### EXERCISE INSTRUCTIONS:
Restate the records below word for word, and omit the images they hold.

+++ EXERCISE INPUTS +++

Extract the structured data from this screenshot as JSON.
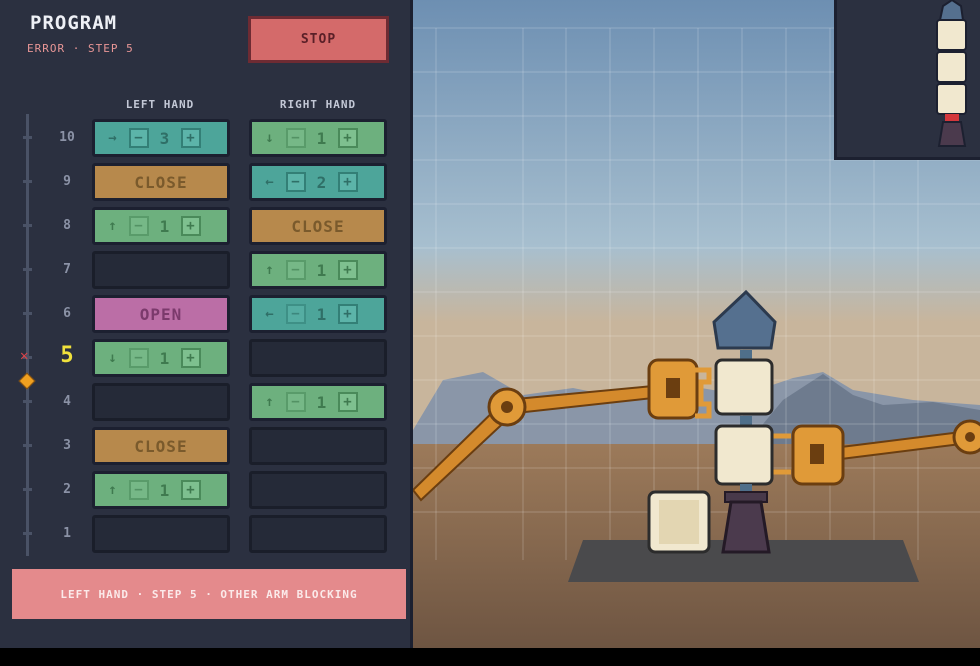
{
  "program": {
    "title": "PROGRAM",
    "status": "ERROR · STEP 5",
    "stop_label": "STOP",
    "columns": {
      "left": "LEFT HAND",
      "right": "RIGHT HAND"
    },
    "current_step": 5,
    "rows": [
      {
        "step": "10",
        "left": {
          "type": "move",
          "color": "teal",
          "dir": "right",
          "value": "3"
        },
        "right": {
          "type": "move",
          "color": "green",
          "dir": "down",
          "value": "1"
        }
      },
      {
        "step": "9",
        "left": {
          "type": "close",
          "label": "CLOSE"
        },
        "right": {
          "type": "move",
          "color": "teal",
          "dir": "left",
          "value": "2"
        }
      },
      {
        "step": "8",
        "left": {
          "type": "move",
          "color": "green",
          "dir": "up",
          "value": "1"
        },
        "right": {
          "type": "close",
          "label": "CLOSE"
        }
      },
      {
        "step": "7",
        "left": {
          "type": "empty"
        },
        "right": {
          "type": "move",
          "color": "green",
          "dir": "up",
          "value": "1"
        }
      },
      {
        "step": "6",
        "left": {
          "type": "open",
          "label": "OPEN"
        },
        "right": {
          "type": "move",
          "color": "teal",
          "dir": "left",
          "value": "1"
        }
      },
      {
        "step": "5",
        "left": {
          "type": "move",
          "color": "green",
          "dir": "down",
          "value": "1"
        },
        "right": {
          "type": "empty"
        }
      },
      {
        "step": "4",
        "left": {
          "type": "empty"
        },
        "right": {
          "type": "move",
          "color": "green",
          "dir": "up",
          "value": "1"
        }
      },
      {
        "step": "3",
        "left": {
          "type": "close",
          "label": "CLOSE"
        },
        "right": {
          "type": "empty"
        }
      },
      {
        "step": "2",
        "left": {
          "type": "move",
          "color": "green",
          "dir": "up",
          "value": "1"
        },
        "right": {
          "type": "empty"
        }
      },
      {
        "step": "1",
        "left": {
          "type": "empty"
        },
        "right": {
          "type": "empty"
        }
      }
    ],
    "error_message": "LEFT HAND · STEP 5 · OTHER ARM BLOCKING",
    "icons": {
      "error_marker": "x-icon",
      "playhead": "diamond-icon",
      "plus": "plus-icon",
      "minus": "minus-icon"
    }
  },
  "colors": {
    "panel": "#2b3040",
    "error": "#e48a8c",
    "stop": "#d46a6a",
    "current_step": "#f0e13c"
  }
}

+++

### ANSWER TO THIS TASK:
Extract the structured data from this screenshot as JSON.
{
  "program": {
    "title": "PROGRAM",
    "status": "ERROR · STEP 5",
    "stop_label": "STOP",
    "columns": {
      "left": "LEFT HAND",
      "right": "RIGHT HAND"
    },
    "current_step": 5,
    "rows": [
      {
        "step": "10",
        "left": {
          "type": "move",
          "color": "teal",
          "dir": "right",
          "value": "3"
        },
        "right": {
          "type": "move",
          "color": "green",
          "dir": "down",
          "value": "1"
        }
      },
      {
        "step": "9",
        "left": {
          "type": "close",
          "label": "CLOSE"
        },
        "right": {
          "type": "move",
          "color": "teal",
          "dir": "left",
          "value": "2"
        }
      },
      {
        "step": "8",
        "left": {
          "type": "move",
          "color": "green",
          "dir": "up",
          "value": "1"
        },
        "right": {
          "type": "close",
          "label": "CLOSE"
        }
      },
      {
        "step": "7",
        "left": {
          "type": "empty"
        },
        "right": {
          "type": "move",
          "color": "green",
          "dir": "up",
          "value": "1"
        }
      },
      {
        "step": "6",
        "left": {
          "type": "open",
          "label": "OPEN"
        },
        "right": {
          "type": "move",
          "color": "teal",
          "dir": "left",
          "value": "1"
        }
      },
      {
        "step": "5",
        "left": {
          "type": "move",
          "color": "green",
          "dir": "down",
          "value": "1"
        },
        "right": {
          "type": "empty"
        }
      },
      {
        "step": "4",
        "left": {
          "type": "empty"
        },
        "right": {
          "type": "move",
          "color": "green",
          "dir": "up",
          "value": "1"
        }
      },
      {
        "step": "3",
        "left": {
          "type": "close",
          "label": "CLOSE"
        },
        "right": {
          "type": "empty"
        }
      },
      {
        "step": "2",
        "left": {
          "type": "move",
          "color": "green",
          "dir": "up",
          "value": "1"
        },
        "right": {
          "type": "empty"
        }
      },
      {
        "step": "1",
        "left": {
          "type": "empty"
        },
        "right": {
          "type": "empty"
        }
      }
    ],
    "error_message": "LEFT HAND · STEP 5 · OTHER ARM BLOCKING",
    "icons": {
      "error_marker": "x-icon",
      "playhead": "diamond-icon",
      "plus": "plus-icon",
      "minus": "minus-icon"
    }
  },
  "colors": {
    "panel": "#2b3040",
    "error": "#e48a8c",
    "stop": "#d46a6a",
    "current_step": "#f0e13c"
  }
}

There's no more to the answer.